_Goal_
In the entries that follow, how many lines contain the word "industrial"? Answer with the number only.

##### Supplied information

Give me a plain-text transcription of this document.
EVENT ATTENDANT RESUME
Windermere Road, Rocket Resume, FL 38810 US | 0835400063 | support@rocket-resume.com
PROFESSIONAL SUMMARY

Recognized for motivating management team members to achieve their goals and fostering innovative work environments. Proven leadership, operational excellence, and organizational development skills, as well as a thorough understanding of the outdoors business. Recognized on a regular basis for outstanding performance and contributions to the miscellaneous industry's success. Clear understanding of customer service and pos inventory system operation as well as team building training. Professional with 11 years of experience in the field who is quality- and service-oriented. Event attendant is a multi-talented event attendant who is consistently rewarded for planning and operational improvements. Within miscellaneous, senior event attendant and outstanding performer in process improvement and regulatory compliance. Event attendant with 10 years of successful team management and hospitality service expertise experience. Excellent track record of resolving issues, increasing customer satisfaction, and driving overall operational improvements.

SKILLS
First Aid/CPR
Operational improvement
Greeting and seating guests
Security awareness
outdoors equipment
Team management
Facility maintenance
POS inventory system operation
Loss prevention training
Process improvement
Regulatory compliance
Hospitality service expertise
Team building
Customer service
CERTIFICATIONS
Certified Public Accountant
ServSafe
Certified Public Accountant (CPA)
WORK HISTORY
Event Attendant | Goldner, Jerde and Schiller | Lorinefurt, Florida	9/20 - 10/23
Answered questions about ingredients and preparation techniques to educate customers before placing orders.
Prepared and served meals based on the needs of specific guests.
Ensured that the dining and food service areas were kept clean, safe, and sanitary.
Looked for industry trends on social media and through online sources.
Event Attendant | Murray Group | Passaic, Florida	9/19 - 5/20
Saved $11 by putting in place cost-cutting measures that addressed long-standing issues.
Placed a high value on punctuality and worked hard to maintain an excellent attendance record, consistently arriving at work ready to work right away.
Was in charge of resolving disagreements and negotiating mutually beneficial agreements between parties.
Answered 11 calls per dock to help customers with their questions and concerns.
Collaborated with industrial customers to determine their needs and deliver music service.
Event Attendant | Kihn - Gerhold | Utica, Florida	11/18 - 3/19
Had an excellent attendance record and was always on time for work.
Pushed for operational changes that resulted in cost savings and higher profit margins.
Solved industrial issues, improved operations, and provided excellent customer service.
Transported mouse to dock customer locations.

##########

_Result for this task_
2